Stated task:
State how many lines contain the string "seulement", and write nothing else.

Records provided:
━━━
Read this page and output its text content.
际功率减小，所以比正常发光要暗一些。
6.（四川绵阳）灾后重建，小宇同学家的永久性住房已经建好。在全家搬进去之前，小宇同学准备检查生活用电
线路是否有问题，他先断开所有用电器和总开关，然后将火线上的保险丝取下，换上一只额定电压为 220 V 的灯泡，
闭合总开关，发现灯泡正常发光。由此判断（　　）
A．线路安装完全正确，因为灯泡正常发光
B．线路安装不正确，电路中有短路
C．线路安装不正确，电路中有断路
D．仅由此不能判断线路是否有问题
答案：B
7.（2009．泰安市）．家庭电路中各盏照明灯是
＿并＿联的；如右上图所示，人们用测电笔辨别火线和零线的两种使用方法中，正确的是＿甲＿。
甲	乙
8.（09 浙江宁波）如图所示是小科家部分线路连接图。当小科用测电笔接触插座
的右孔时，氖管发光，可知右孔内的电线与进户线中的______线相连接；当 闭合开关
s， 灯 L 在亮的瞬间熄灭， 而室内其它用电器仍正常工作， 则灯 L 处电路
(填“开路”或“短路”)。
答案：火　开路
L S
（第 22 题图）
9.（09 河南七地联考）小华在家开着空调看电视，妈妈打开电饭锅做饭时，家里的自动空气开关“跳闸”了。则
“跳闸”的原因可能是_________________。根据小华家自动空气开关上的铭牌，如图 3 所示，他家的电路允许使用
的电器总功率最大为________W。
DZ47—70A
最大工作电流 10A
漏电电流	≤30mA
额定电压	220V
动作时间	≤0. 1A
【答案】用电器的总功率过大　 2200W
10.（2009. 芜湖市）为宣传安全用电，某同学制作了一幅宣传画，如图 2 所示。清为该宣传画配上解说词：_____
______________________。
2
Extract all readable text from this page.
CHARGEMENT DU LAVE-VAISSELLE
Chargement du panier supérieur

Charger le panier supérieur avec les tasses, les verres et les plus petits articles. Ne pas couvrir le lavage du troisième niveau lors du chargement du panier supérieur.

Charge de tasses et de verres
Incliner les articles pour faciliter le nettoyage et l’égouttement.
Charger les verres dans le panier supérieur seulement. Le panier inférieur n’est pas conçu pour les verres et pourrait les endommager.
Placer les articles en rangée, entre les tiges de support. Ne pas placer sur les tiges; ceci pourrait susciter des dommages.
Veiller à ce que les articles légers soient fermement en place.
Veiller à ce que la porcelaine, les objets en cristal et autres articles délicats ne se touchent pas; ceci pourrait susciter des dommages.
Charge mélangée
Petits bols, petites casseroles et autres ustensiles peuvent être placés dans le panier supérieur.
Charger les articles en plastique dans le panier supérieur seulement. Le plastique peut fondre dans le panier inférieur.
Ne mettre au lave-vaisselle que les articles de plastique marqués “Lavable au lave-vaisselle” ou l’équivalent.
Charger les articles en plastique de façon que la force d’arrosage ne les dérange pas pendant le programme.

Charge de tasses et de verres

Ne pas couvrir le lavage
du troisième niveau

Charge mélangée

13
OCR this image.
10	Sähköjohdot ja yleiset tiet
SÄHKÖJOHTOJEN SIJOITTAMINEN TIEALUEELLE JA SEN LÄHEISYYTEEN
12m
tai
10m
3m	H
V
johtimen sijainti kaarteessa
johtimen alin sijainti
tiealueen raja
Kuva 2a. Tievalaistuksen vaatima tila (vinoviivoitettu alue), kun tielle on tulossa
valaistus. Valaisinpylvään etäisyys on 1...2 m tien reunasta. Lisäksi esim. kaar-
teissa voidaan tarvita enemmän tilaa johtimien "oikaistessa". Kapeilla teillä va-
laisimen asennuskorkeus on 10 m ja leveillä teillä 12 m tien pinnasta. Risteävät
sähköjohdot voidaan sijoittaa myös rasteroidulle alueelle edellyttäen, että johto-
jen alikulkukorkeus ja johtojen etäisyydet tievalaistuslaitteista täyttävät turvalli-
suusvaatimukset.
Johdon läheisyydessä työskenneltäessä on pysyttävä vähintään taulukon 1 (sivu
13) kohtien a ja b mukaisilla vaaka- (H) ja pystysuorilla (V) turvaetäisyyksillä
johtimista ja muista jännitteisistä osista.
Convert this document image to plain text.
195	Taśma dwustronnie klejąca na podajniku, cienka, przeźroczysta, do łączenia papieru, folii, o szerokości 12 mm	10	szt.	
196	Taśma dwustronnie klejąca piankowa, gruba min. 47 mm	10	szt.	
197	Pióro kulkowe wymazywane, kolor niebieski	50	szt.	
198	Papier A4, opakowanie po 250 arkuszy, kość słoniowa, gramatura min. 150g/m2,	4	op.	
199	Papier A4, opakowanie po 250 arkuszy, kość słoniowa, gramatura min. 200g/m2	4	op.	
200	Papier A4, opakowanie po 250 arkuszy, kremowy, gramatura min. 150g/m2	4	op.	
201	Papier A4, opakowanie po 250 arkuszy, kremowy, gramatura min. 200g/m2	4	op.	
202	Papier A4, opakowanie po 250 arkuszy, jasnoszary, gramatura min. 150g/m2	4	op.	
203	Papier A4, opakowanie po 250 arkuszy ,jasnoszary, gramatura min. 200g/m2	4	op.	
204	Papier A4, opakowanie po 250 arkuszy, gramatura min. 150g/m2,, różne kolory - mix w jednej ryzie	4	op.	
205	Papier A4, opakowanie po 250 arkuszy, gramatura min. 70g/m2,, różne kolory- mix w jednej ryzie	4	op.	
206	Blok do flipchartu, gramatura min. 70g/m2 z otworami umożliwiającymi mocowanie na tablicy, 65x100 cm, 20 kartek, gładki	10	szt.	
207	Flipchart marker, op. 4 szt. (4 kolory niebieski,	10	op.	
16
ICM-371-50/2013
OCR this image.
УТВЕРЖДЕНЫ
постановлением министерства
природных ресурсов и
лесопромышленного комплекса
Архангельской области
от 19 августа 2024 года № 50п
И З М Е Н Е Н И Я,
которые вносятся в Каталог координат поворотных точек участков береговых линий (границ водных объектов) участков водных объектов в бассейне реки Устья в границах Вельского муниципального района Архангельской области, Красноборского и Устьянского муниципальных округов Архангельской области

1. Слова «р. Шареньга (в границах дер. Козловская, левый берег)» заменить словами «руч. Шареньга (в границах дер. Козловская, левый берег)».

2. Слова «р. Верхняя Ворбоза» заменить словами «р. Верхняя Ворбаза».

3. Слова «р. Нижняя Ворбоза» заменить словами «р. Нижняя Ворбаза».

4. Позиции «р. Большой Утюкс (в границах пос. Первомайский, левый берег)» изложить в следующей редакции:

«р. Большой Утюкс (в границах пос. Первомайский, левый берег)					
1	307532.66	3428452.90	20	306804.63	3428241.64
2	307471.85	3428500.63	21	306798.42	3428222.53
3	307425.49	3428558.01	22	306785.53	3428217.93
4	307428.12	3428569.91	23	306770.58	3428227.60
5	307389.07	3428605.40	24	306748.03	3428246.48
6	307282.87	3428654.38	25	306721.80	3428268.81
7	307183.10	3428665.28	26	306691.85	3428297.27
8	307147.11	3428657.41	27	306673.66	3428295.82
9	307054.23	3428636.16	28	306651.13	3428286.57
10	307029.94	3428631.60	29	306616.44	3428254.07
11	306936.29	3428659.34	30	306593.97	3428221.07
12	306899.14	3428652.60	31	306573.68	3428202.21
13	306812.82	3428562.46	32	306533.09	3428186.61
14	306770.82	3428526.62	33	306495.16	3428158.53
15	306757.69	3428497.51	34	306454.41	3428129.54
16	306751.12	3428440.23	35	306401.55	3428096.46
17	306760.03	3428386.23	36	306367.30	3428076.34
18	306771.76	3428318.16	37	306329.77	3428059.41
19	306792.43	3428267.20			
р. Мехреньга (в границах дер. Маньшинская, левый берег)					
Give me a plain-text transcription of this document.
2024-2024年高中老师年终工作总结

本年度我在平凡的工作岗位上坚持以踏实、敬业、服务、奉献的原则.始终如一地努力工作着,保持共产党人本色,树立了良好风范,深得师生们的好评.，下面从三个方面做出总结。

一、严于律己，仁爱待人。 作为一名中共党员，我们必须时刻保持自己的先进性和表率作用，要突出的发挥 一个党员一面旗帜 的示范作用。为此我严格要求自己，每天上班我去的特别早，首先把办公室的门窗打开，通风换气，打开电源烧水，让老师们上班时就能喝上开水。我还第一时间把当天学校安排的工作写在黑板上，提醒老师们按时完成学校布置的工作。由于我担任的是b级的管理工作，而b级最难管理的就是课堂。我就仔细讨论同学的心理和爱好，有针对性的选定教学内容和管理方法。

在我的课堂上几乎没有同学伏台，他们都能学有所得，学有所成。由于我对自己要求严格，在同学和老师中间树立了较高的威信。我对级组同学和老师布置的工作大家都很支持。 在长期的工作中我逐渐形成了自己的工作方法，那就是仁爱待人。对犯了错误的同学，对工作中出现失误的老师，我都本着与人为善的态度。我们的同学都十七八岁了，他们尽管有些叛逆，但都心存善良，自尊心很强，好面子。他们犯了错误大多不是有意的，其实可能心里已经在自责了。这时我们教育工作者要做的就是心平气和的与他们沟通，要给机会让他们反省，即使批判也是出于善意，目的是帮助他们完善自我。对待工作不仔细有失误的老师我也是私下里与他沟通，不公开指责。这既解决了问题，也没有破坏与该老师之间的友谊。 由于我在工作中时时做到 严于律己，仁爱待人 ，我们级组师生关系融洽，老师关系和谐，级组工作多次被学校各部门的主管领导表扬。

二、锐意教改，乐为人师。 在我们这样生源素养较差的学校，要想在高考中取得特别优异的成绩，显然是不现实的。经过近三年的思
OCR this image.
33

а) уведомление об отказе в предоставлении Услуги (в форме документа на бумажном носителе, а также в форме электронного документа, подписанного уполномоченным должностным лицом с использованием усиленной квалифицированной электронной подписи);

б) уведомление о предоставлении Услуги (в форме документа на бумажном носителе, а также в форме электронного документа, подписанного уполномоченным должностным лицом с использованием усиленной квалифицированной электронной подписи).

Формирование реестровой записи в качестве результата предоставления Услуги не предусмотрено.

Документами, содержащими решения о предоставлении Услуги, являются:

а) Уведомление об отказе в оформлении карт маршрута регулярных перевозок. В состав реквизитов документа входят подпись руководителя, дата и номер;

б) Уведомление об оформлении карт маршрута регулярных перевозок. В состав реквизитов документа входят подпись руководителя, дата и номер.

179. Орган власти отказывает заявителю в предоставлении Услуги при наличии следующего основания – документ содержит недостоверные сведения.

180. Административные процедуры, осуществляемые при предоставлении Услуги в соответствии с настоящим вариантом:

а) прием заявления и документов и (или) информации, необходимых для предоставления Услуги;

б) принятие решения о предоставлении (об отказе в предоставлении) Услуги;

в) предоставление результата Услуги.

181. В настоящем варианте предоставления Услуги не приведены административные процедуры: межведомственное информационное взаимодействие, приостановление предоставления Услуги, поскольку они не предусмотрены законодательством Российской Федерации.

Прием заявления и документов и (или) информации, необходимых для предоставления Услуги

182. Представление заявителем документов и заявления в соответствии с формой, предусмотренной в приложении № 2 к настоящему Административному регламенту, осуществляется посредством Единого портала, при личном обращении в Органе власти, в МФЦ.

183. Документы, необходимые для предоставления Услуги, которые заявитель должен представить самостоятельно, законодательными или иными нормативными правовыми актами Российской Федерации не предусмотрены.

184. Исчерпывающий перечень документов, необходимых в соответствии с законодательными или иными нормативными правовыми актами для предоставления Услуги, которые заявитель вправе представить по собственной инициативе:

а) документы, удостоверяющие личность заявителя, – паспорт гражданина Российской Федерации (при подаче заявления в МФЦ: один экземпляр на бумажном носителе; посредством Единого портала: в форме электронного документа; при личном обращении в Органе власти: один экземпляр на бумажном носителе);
━━━
Full answer:
2